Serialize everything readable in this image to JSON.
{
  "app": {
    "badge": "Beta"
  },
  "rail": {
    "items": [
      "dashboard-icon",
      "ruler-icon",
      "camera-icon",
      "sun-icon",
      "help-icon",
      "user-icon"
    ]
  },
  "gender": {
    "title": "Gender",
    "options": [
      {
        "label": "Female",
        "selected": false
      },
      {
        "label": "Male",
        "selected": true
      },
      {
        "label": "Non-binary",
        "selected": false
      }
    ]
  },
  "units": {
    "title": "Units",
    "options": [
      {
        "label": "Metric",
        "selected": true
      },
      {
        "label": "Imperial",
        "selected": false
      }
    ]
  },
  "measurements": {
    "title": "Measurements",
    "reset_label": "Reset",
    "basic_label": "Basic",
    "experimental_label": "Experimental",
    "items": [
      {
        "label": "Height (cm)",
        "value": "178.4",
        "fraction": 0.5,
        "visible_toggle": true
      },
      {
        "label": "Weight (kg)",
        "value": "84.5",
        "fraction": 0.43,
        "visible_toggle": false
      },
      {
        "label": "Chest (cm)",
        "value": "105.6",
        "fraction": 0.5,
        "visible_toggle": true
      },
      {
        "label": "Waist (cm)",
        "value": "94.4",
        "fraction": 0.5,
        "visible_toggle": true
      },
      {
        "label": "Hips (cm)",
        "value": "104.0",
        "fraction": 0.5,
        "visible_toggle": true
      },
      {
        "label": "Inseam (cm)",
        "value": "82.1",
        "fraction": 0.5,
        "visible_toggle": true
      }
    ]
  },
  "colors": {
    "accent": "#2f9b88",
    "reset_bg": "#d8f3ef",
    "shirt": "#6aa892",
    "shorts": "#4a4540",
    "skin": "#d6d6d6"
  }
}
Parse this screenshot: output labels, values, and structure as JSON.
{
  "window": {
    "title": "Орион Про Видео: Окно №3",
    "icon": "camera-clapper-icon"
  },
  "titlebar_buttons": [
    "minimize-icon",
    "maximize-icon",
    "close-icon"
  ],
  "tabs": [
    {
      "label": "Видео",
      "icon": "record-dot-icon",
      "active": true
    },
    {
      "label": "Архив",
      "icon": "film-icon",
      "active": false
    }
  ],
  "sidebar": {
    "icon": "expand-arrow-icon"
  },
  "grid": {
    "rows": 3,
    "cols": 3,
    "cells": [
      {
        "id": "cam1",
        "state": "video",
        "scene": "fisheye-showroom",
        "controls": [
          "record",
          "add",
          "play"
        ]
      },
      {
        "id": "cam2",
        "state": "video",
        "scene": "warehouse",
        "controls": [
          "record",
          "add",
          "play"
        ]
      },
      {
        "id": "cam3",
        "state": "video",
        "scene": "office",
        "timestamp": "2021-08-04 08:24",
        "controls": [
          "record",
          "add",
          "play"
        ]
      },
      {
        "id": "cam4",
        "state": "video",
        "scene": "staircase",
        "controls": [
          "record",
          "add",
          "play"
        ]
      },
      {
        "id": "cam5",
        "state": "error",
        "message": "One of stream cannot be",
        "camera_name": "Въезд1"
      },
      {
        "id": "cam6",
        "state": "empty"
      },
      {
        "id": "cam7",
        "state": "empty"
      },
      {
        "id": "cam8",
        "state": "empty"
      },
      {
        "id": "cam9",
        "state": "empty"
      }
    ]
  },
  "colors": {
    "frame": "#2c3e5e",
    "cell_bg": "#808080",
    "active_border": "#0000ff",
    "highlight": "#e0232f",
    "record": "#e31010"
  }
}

Exercise aim → Could you quote the material above in full, exactly as it stands?

Reply to the task →
Serialize everything readable in this image to JSON.
{
  "app": {
    "badge": "Beta"
  },
  "rail": {
    "items": [
      "dashboard-icon",
      "ruler-icon",
      "camera-icon",
      "sun-icon",
      "help-icon",
      "user-icon"
    ]
  },
  "gender": {
    "title": "Gender",
    "options": [
      {
        "label": "Female",
        "selected": false
      },
      {
        "label": "Male",
        "selected": true
      },
      {
        "label": "Non-binary",
        "selected": false
      }
    ]
  },
  "units": {
    "title": "Units",
    "options": [
      {
        "label": "Metric",
        "selected": true
      },
      {
        "label": "Imperial",
        "selected": false
      }
    ]
  },
  "measurements": {
    "title": "Measurements",
    "reset_label": "Reset",
    "basic_label": "Basic",
    "experimental_label": "Experimental",
    "items": [
      {
        "label": "Height (cm)",
        "value": "178.4",
        "fraction": 0.5,
        "visible_toggle": true
      },
      {
        "label": "Weight (kg)",
        "value": "84.5",
        "fraction": 0.43,
        "visible_toggle": false
      },
      {
        "label": "Chest (cm)",
        "value": "105.6",
        "fraction": 0.5,
        "visible_toggle": true
      },
      {
        "label": "Waist (cm)",
        "value": "94.4",
        "fraction": 0.5,
        "visible_toggle": true
      },
      {
        "label": "Hips (cm)",
        "value": "104.0",
        "fraction": 0.5,
        "visible_toggle": true
      },
      {
        "label": "Inseam (cm)",
        "value": "82.1",
        "fraction": 0.5,
        "visible_toggle": true
      }
    ]
  },
  "colors": {
    "accent": "#2f9b88",
    "reset_bg": "#d8f3ef",
    "shirt": "#6aa892",
    "shorts": "#4a4540",
    "skin": "#d6d6d6"
  }
}
Parse this screenshot: output labels, values, and structure as JSON.
{
  "window": {
    "title": "Орион Про Видео: Окно №3",
    "icon": "camera-clapper-icon"
  },
  "titlebar_buttons": [
    "minimize-icon",
    "maximize-icon",
    "close-icon"
  ],
  "tabs": [
    {
      "label": "Видео",
      "icon": "record-dot-icon",
      "active": true
    },
    {
      "label": "Архив",
      "icon": "film-icon",
      "active": false
    }
  ],
  "sidebar": {
    "icon": "expand-arrow-icon"
  },
  "grid": {
    "rows": 3,
    "cols": 3,
    "cells": [
      {
        "id": "cam1",
        "state": "video",
        "scene": "fisheye-showroom",
        "controls": [
          "record",
          "add",
          "play"
        ]
      },
      {
        "id": "cam2",
        "state": "video",
        "scene": "warehouse",
        "controls": [
          "record",
          "add",
          "play"
        ]
      },
      {
        "id": "cam3",
        "state": "video",
        "scene": "office",
        "timestamp": "2021-08-04 08:24",
        "controls": [
          "record",
          "add",
          "play"
        ]
      },
      {
        "id": "cam4",
        "state": "video",
        "scene": "staircase",
        "controls": [
          "record",
          "add",
          "play"
        ]
      },
      {
        "id": "cam5",
        "state": "error",
        "message": "One of stream cannot be",
        "camera_name": "Въезд1"
      },
      {
        "id": "cam6",
        "state": "empty"
      },
      {
        "id": "cam7",
        "state": "empty"
      },
      {
        "id": "cam8",
        "state": "empty"
      },
      {
        "id": "cam9",
        "state": "empty"
      }
    ]
  },
  "colors": {
    "frame": "#2c3e5e",
    "cell_bg": "#808080",
    "active_border": "#0000ff",
    "highlight": "#e0232f",
    "record": "#e31010"
  }
}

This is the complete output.